** Start Data entries **
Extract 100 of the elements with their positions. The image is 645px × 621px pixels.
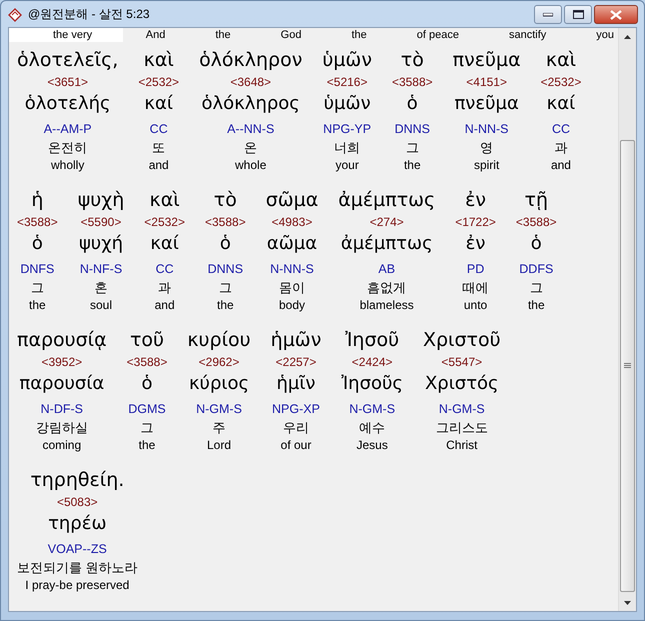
- lemma-word: Ἰησοῦς: [341, 372, 403, 396]
- english-gloss: and: [154, 297, 175, 314]
- greek-word: κυρίου: [187, 328, 251, 353]
- gloss-text: you: [595, 28, 615, 42]
- strong-number: <1722>: [455, 214, 496, 231]
- english-gloss: the: [138, 437, 156, 454]
- greek-word: καὶ: [546, 48, 576, 73]
- down-arrow-icon: [624, 600, 631, 604]
- korean-gloss: 예수: [359, 419, 386, 437]
- lemma-word: ὁ: [141, 372, 152, 396]
- morphology-code: CC: [156, 261, 174, 278]
- lemma-word: ὁ: [406, 92, 418, 116]
- strong-number: <3588>: [126, 354, 168, 371]
- greek-word: ἡμῶν: [270, 328, 322, 353]
- korean-gloss: 때에: [462, 279, 489, 297]
- greek-word: ὑμῶν: [322, 48, 372, 73]
- lemma-word: ὑμῶν: [324, 92, 371, 116]
- korean-gloss: 또: [152, 139, 166, 157]
- greek-word: τῇ: [524, 188, 548, 213]
- morphology-code: DGMS: [128, 401, 166, 418]
- strong-number: <3588>: [516, 214, 557, 231]
- greek-word: ὁλόκληρον: [199, 48, 302, 73]
- scroll-thumb[interactable]: [620, 140, 635, 592]
- english-gloss: spirit: [474, 157, 500, 174]
- english-gloss: the: [217, 297, 234, 314]
- morphology-code: N-DF-S: [40, 401, 83, 418]
- lemma-word: ὁλοτελής: [24, 92, 111, 116]
- korean-gloss: 과: [158, 279, 172, 297]
- morphology-code: CC: [150, 121, 168, 138]
- english-gloss: unto: [464, 297, 488, 314]
- greek-word: τοῦ: [130, 328, 164, 353]
- greek-word: ἡ: [31, 188, 44, 213]
- morphology-code: NPG-YP: [323, 121, 372, 138]
- english-gloss: blameless: [360, 297, 414, 314]
- strong-number: <2257>: [276, 354, 316, 371]
- lemma-word: καί: [150, 232, 179, 256]
- english-gloss: coming: [42, 437, 82, 454]
- strong-number: <3588>: [392, 74, 433, 91]
- strong-number: <3648>: [230, 74, 272, 91]
- lemma-word: ὁ: [530, 232, 542, 256]
- strong-number: <4983>: [272, 214, 312, 231]
- lemma-word: αῶμα: [266, 232, 318, 256]
- up-arrow-icon: [624, 34, 631, 38]
- strong-number: <5547>: [441, 354, 482, 371]
- strong-number: <5216>: [326, 74, 368, 91]
- english-gloss: and: [550, 157, 571, 174]
- english-gloss: body: [278, 297, 305, 314]
- korean-gloss: 너희: [334, 139, 360, 157]
- morphology-code: N-NN-S: [270, 261, 314, 278]
- lemma-word: Χριστός: [424, 372, 499, 396]
- strong-number: <2532>: [144, 214, 185, 231]
- lemma-word: καί: [546, 92, 576, 116]
- lemma-word: πνεῦμα: [454, 92, 519, 116]
- greek-word: τὸ: [400, 48, 424, 73]
- morphology-code: NPG-XP: [272, 401, 320, 418]
- close-icon: [610, 10, 622, 20]
- strong-number: <2424>: [352, 354, 393, 371]
- strong-number: <3651>: [47, 74, 88, 91]
- gloss-text: the: [214, 28, 232, 42]
- english-gloss: the: [29, 297, 46, 314]
- greek-word: τὸ: [214, 188, 237, 213]
- lemma-word: παρουσία: [19, 372, 104, 396]
- minimize-button[interactable]: [534, 5, 562, 24]
- strong-number: <274>: [370, 214, 404, 231]
- korean-gloss: 강림하실: [36, 419, 88, 437]
- lemma-word: ὁλόκληρος: [202, 92, 300, 116]
- lemma-word: ἐν: [466, 232, 486, 256]
- morphology-code: DNNS: [208, 261, 244, 278]
- english-gloss: and: [148, 157, 169, 174]
- close-button[interactable]: [594, 5, 638, 24]
- korean-gloss: 그: [530, 279, 543, 297]
- morphology-code: DDFS: [519, 261, 554, 278]
- morphology-code: CC: [552, 121, 570, 138]
- greek-word: παρουσίᾳ: [17, 328, 107, 353]
- lemma-word: ὁ: [32, 232, 43, 256]
- gloss-text: And: [144, 28, 166, 42]
- strong-number: <3588>: [204, 214, 246, 231]
- lemma-word: καί: [144, 92, 173, 116]
- korean-gloss: 주: [212, 419, 226, 437]
- strong-number: <4151>: [466, 74, 507, 91]
- greek-word: ἀμέμπτως: [338, 188, 436, 213]
- greek-word: ὁλοτελεῖς,: [17, 48, 118, 73]
- maximize-button[interactable]: [564, 5, 592, 24]
- morphology-code: N-NF-S: [80, 261, 122, 278]
- english-gloss: soul: [90, 297, 112, 314]
- gloss-text: of peace: [416, 28, 460, 42]
- morphology-code: N-GM-S: [196, 401, 242, 418]
- korean-gloss: 과: [554, 139, 568, 157]
- strong-number: <3952>: [41, 354, 82, 371]
- lemma-word: ἀμέμπτως: [340, 232, 433, 256]
- morphology-code: PD: [466, 261, 484, 278]
- gloss-text: the: [350, 28, 368, 42]
- maximize-icon: [572, 10, 584, 19]
- scrollbar[interactable]: [618, 28, 636, 611]
- greek-word: καὶ: [144, 48, 174, 73]
- strong-number: <5083>: [56, 494, 98, 511]
- english-gloss: the: [404, 157, 421, 174]
- english-gloss: Lord: [207, 437, 232, 454]
- korean-gloss: 그: [30, 279, 44, 297]
- korean-gloss: 영: [480, 139, 494, 157]
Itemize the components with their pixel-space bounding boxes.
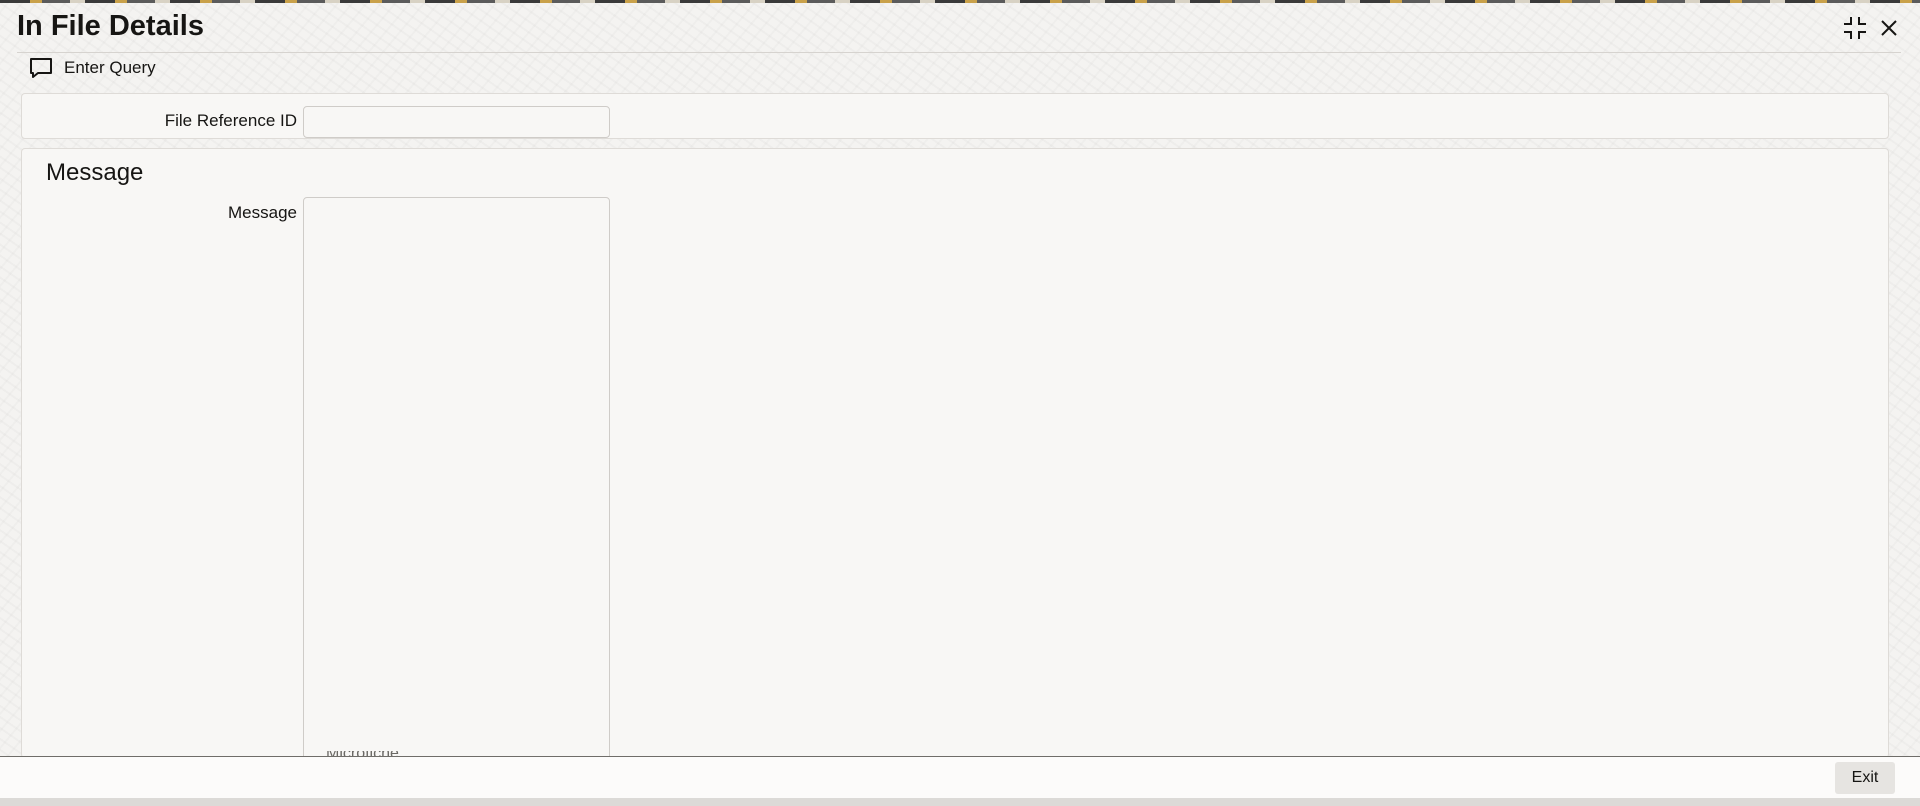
- enter-query-button[interactable]: Enter Query: [28, 55, 156, 81]
- enter-query-label: Enter Query: [64, 58, 156, 77]
- message-label: Message: [228, 203, 297, 222]
- bottom-scroll-area: [0, 798, 1920, 806]
- collapse-button[interactable]: [1840, 13, 1870, 43]
- page-title: In File Details: [17, 10, 204, 42]
- collapse-icon: [1844, 17, 1866, 39]
- close-icon: [1881, 20, 1897, 36]
- file-reference-panel: File Reference ID: [21, 93, 1889, 139]
- chat-bubble-icon: [30, 58, 52, 78]
- header-divider: [17, 52, 1901, 53]
- close-button[interactable]: [1874, 13, 1904, 43]
- message-textarea[interactable]: [303, 197, 610, 758]
- message-panel: Message Message Microfiche: [21, 148, 1889, 758]
- file-reference-id-input[interactable]: [303, 106, 610, 138]
- exit-button[interactable]: Exit: [1835, 762, 1895, 794]
- file-reference-id-label: File Reference ID: [164, 111, 297, 130]
- header-decoration: [0, 0, 1920, 3]
- section-title-message: Message: [46, 159, 144, 186]
- footer-bar: [0, 756, 1920, 799]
** End Data entries **
Written problem → Show every line above that contains the word "panel".

Output for this exercise →
- file-reference-panel: File Reference ID: [21, 93, 1889, 139]
- message-panel: Message Message Microfiche: [21, 148, 1889, 758]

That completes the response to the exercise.